Repeat the records in full and exactly, omitting pictures.

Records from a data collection
==================================================

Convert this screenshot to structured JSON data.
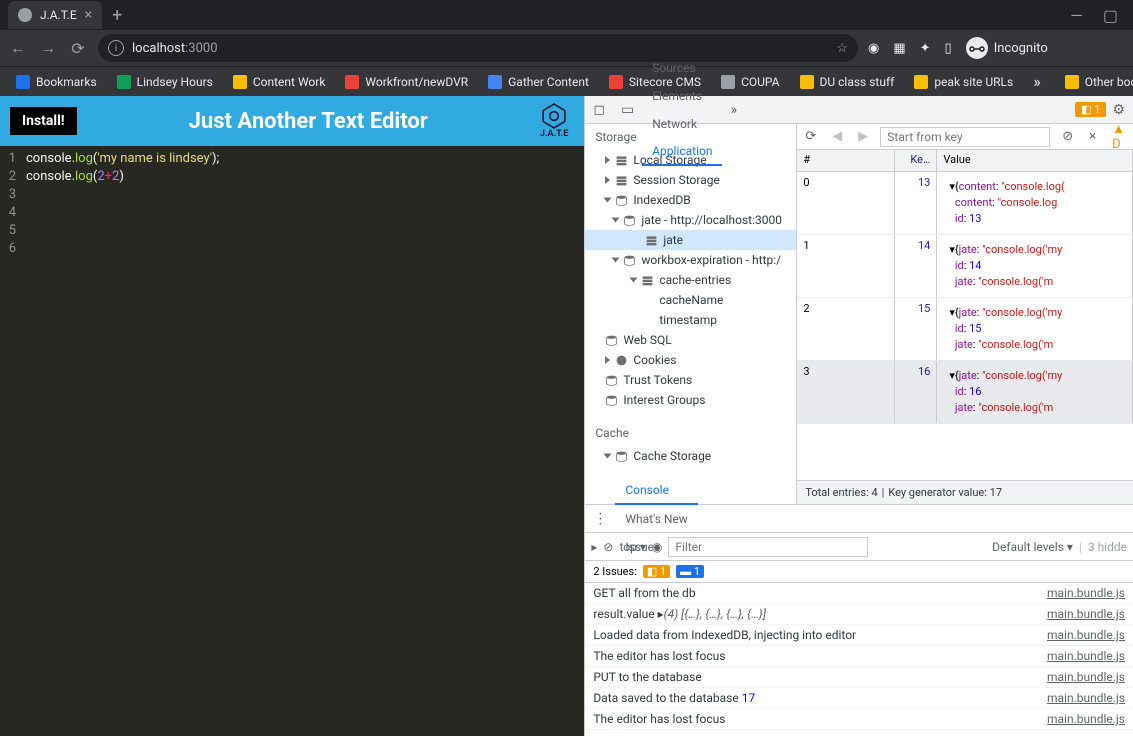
{
  "browser": {
    "tab_title": "J.A.T.E",
    "url_host": "localhost",
    "url_port": ":3000",
    "incognito_label": "Incognito"
  },
  "bookmarks": [
    {
      "label": "Bookmarks",
      "color": "#1a73e8"
    },
    {
      "label": "Lindsey Hours",
      "color": "#0f9d58"
    },
    {
      "label": "Content Work",
      "color": "#fbbc04"
    },
    {
      "label": "Workfront/newDVR",
      "color": "#ea4335"
    },
    {
      "label": "Gather Content",
      "color": "#4285f4"
    },
    {
      "label": "Sitecore CMS",
      "color": "#ea4335"
    },
    {
      "label": "COUPA",
      "color": "#9aa0a6"
    },
    {
      "label": "DU class stuff",
      "color": "#fbbc04"
    },
    {
      "label": "peak site URLs",
      "color": "#fbbc04"
    }
  ],
  "bookmarks_overflow": "Other book",
  "jate": {
    "install": "Install!",
    "title": "Just Another Text Editor",
    "logo_text": "J.A.T.E",
    "code_lines": [
      {
        "n": "1",
        "html": "console.<span class='fn'>log</span>(<span class='str'>'my name is lindsey'</span>);"
      },
      {
        "n": "2",
        "html": "console.<span class='fn'>log</span>(<span class='num'>2</span><span class='op'>+</span><span class='num'>2</span>)"
      },
      {
        "n": "3",
        "html": ""
      },
      {
        "n": "4",
        "html": ""
      },
      {
        "n": "5",
        "html": ""
      },
      {
        "n": "6",
        "html": ""
      }
    ]
  },
  "devtools": {
    "tabs": [
      "Sources",
      "Elements",
      "Network",
      "Application"
    ],
    "active_tab": "Application",
    "issue_count": "1",
    "storage_header": "Storage",
    "cache_header": "Cache",
    "storage_tree": {
      "local": "Local Storage",
      "session": "Session Storage",
      "indexeddb": "IndexedDB",
      "jate_db": "jate - http://localhost:3000",
      "jate_store": "jate",
      "workbox": "workbox-expiration - http:/",
      "cache_entries": "cache-entries",
      "cacheName": "cacheName",
      "timestamp": "timestamp",
      "websql": "Web SQL",
      "cookies": "Cookies",
      "trust": "Trust Tokens",
      "interest": "Interest Groups",
      "cache_storage": "Cache Storage"
    },
    "data_toolbar": {
      "start_placeholder": "Start from key"
    },
    "columns": {
      "idx": "#",
      "key": "Ke…",
      "val": "Value"
    },
    "rows": [
      {
        "idx": "0",
        "key": "13",
        "lines": [
          "▾{<span class='jkey'>content</span>: <span class='jstr'>\"console.log(</span>",
          "&nbsp;&nbsp;<span class='jkey'>content</span>: <span class='jstr'>\"console.log</span>",
          "&nbsp;&nbsp;<span class='jkey'>id</span>: <span class='jnum'>13</span>"
        ]
      },
      {
        "idx": "1",
        "key": "14",
        "lines": [
          "▾{<span class='jkey'>jate</span>: <span class='jstr'>\"console.log('my</span>",
          "&nbsp;&nbsp;<span class='jkey'>id</span>: <span class='jnum'>14</span>",
          "&nbsp;&nbsp;<span class='jkey'>jate</span>: <span class='jstr'>\"console.log('m</span>"
        ]
      },
      {
        "idx": "2",
        "key": "15",
        "lines": [
          "▾{<span class='jkey'>jate</span>: <span class='jstr'>\"console.log('my</span>",
          "&nbsp;&nbsp;<span class='jkey'>id</span>: <span class='jnum'>15</span>",
          "&nbsp;&nbsp;<span class='jkey'>jate</span>: <span class='jstr'>\"console.log('m</span>"
        ]
      },
      {
        "idx": "3",
        "key": "16",
        "sel": true,
        "lines": [
          "▾{<span class='jkey'>jate</span>: <span class='jstr'>\"console.log('my</span>",
          "&nbsp;&nbsp;<span class='jkey'>id</span>: <span class='jnum'>16</span>",
          "&nbsp;&nbsp;<span class='jkey'>jate</span>: <span class='jstr'>\"console.log('m</span>"
        ]
      }
    ],
    "footer_entries": "Total entries: 4",
    "footer_keygen": "Key generator value: 17"
  },
  "console": {
    "tabs": [
      "Console",
      "What's New",
      "Issues"
    ],
    "active": "Console",
    "top_label": "top ▾",
    "filter_placeholder": "Filter",
    "levels": "Default levels ▾",
    "hidden": "3 hidde",
    "issues_label": "2 Issues:",
    "issue_badge1": "1",
    "issue_badge2": "1",
    "logs": [
      {
        "msg": "GET all from the db",
        "src": "main.bundle.js"
      },
      {
        "msg": "result.value ▸<span class='log-obj'>(4) [{…}, {…}, {…}, {…}]</span>",
        "src": "main.bundle.js"
      },
      {
        "msg": "Loaded data from IndexedDB, injecting into editor",
        "src": "main.bundle.js"
      },
      {
        "msg": "The editor has lost focus",
        "src": "main.bundle.js"
      },
      {
        "msg": "PUT to the database",
        "src": "main.bundle.js"
      },
      {
        "msg": "Data saved to the database <span class='jnum'>17</span>",
        "src": "main.bundle.js"
      },
      {
        "msg": "The editor has lost focus",
        "src": "main.bundle.js"
      }
    ]
  }
}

==================================================

COMPLETED EXERCISE:
Convert this screenshot to structured JSON data.
{
  "browser": {
    "tab_title": "J.A.T.E",
    "url_host": "localhost",
    "url_port": ":3000",
    "incognito_label": "Incognito"
  },
  "bookmarks": [
    {
      "label": "Bookmarks",
      "color": "#1a73e8"
    },
    {
      "label": "Lindsey Hours",
      "color": "#0f9d58"
    },
    {
      "label": "Content Work",
      "color": "#fbbc04"
    },
    {
      "label": "Workfront/newDVR",
      "color": "#ea4335"
    },
    {
      "label": "Gather Content",
      "color": "#4285f4"
    },
    {
      "label": "Sitecore CMS",
      "color": "#ea4335"
    },
    {
      "label": "COUPA",
      "color": "#9aa0a6"
    },
    {
      "label": "DU class stuff",
      "color": "#fbbc04"
    },
    {
      "label": "peak site URLs",
      "color": "#fbbc04"
    }
  ],
  "bookmarks_overflow": "Other book",
  "jate": {
    "install": "Install!",
    "title": "Just Another Text Editor",
    "logo_text": "J.A.T.E",
    "code_lines": [
      {
        "n": "1",
        "html": "console.<span class='fn'>log</span>(<span class='str'>'my name is lindsey'</span>);"
      },
      {
        "n": "2",
        "html": "console.<span class='fn'>log</span>(<span class='num'>2</span><span class='op'>+</span><span class='num'>2</span>)"
      },
      {
        "n": "3",
        "html": ""
      },
      {
        "n": "4",
        "html": ""
      },
      {
        "n": "5",
        "html": ""
      },
      {
        "n": "6",
        "html": ""
      }
    ]
  },
  "devtools": {
    "tabs": [
      "Sources",
      "Elements",
      "Network",
      "Application"
    ],
    "active_tab": "Application",
    "issue_count": "1",
    "storage_header": "Storage",
    "cache_header": "Cache",
    "storage_tree": {
      "local": "Local Storage",
      "session": "Session Storage",
      "indexeddb": "IndexedDB",
      "jate_db": "jate - http://localhost:3000",
      "jate_store": "jate",
      "workbox": "workbox-expiration - http:/",
      "cache_entries": "cache-entries",
      "cacheName": "cacheName",
      "timestamp": "timestamp",
      "websql": "Web SQL",
      "cookies": "Cookies",
      "trust": "Trust Tokens",
      "interest": "Interest Groups",
      "cache_storage": "Cache Storage"
    },
    "data_toolbar": {
      "start_placeholder": "Start from key"
    },
    "columns": {
      "idx": "#",
      "key": "Ke…",
      "val": "Value"
    },
    "rows": [
      {
        "idx": "0",
        "key": "13",
        "lines": [
          "▾{<span class='jkey'>content</span>: <span class='jstr'>\"console.log(</span>",
          "&nbsp;&nbsp;<span class='jkey'>content</span>: <span class='jstr'>\"console.log</span>",
          "&nbsp;&nbsp;<span class='jkey'>id</span>: <span class='jnum'>13</span>"
        ]
      },
      {
        "idx": "1",
        "key": "14",
        "lines": [
          "▾{<span class='jkey'>jate</span>: <span class='jstr'>\"console.log('my</span>",
          "&nbsp;&nbsp;<span class='jkey'>id</span>: <span class='jnum'>14</span>",
          "&nbsp;&nbsp;<span class='jkey'>jate</span>: <span class='jstr'>\"console.log('m</span>"
        ]
      },
      {
        "idx": "2",
        "key": "15",
        "lines": [
          "▾{<span class='jkey'>jate</span>: <span class='jstr'>\"console.log('my</span>",
          "&nbsp;&nbsp;<span class='jkey'>id</span>: <span class='jnum'>15</span>",
          "&nbsp;&nbsp;<span class='jkey'>jate</span>: <span class='jstr'>\"console.log('m</span>"
        ]
      },
      {
        "idx": "3",
        "key": "16",
        "sel": true,
        "lines": [
          "▾{<span class='jkey'>jate</span>: <span class='jstr'>\"console.log('my</span>",
          "&nbsp;&nbsp;<span class='jkey'>id</span>: <span class='jnum'>16</span>",
          "&nbsp;&nbsp;<span class='jkey'>jate</span>: <span class='jstr'>\"console.log('m</span>"
        ]
      }
    ],
    "footer_entries": "Total entries: 4",
    "footer_keygen": "Key generator value: 17"
  },
  "console": {
    "tabs": [
      "Console",
      "What's New",
      "Issues"
    ],
    "active": "Console",
    "top_label": "top ▾",
    "filter_placeholder": "Filter",
    "levels": "Default levels ▾",
    "hidden": "3 hidde",
    "issues_label": "2 Issues:",
    "issue_badge1": "1",
    "issue_badge2": "1",
    "logs": [
      {
        "msg": "GET all from the db",
        "src": "main.bundle.js"
      },
      {
        "msg": "result.value ▸<span class='log-obj'>(4) [{…}, {…}, {…}, {…}]</span>",
        "src": "main.bundle.js"
      },
      {
        "msg": "Loaded data from IndexedDB, injecting into editor",
        "src": "main.bundle.js"
      },
      {
        "msg": "The editor has lost focus",
        "src": "main.bundle.js"
      },
      {
        "msg": "PUT to the database",
        "src": "main.bundle.js"
      },
      {
        "msg": "Data saved to the database <span class='jnum'>17</span>",
        "src": "main.bundle.js"
      },
      {
        "msg": "The editor has lost focus",
        "src": "main.bundle.js"
      }
    ]
  }
}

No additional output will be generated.